#### Aim
Reproduce the items word for word, everything from the first line of the items down through the line that contains "tool-icon [696, 574, 712, 590]".

====

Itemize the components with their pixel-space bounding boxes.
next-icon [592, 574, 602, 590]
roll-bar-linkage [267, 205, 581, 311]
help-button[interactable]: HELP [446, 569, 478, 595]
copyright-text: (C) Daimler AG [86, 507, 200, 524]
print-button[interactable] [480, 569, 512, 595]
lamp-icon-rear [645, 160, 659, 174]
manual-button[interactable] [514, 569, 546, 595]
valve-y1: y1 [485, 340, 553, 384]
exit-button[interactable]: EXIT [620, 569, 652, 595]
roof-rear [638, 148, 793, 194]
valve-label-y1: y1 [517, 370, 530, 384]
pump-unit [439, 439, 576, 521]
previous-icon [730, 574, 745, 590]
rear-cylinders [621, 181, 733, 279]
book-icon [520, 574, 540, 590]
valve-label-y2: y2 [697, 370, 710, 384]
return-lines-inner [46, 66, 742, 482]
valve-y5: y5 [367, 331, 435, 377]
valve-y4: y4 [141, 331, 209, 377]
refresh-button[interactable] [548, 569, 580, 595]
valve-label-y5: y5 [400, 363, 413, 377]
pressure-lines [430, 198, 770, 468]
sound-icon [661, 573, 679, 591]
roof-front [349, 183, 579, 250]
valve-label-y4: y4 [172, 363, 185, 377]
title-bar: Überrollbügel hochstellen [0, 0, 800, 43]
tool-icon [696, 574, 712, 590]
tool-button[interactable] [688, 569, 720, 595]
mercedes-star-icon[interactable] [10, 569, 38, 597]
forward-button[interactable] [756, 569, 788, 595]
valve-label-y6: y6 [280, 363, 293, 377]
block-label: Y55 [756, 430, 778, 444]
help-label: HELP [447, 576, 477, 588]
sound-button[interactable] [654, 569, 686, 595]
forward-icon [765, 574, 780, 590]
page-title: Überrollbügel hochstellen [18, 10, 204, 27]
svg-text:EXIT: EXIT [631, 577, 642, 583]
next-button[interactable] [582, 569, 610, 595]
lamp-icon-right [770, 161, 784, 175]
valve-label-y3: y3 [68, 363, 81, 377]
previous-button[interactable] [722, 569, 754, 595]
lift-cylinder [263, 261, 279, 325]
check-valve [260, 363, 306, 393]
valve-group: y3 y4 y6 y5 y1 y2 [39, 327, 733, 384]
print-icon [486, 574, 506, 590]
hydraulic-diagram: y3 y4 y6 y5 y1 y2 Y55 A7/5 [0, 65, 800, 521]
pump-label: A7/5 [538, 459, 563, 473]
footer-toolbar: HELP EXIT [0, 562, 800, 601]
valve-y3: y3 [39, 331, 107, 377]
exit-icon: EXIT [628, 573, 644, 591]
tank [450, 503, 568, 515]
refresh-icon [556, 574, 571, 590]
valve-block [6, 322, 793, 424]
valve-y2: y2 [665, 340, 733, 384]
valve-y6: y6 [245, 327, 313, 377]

====

#### Result for this exercise
Itemize the components with their pixel-space bounding boxes.
next-icon [592, 574, 602, 590]
roll-bar-linkage [267, 205, 581, 311]
help-button[interactable]: HELP [446, 569, 478, 595]
copyright-text: (C) Daimler AG [86, 507, 200, 524]
print-button[interactable] [480, 569, 512, 595]
lamp-icon-rear [645, 160, 659, 174]
manual-button[interactable] [514, 569, 546, 595]
valve-y1: y1 [485, 340, 553, 384]
exit-button[interactable]: EXIT [620, 569, 652, 595]
roof-rear [638, 148, 793, 194]
valve-label-y1: y1 [517, 370, 530, 384]
pump-unit [439, 439, 576, 521]
previous-icon [730, 574, 745, 590]
rear-cylinders [621, 181, 733, 279]
book-icon [520, 574, 540, 590]
valve-label-y2: y2 [697, 370, 710, 384]
return-lines-inner [46, 66, 742, 482]
valve-y5: y5 [367, 331, 435, 377]
valve-y4: y4 [141, 331, 209, 377]
refresh-button[interactable] [548, 569, 580, 595]
valve-label-y5: y5 [400, 363, 413, 377]
pressure-lines [430, 198, 770, 468]
sound-icon [661, 573, 679, 591]
roof-front [349, 183, 579, 250]
valve-label-y4: y4 [172, 363, 185, 377]
title-bar: Überrollbügel hochstellen [0, 0, 800, 43]
tool-icon [696, 574, 712, 590]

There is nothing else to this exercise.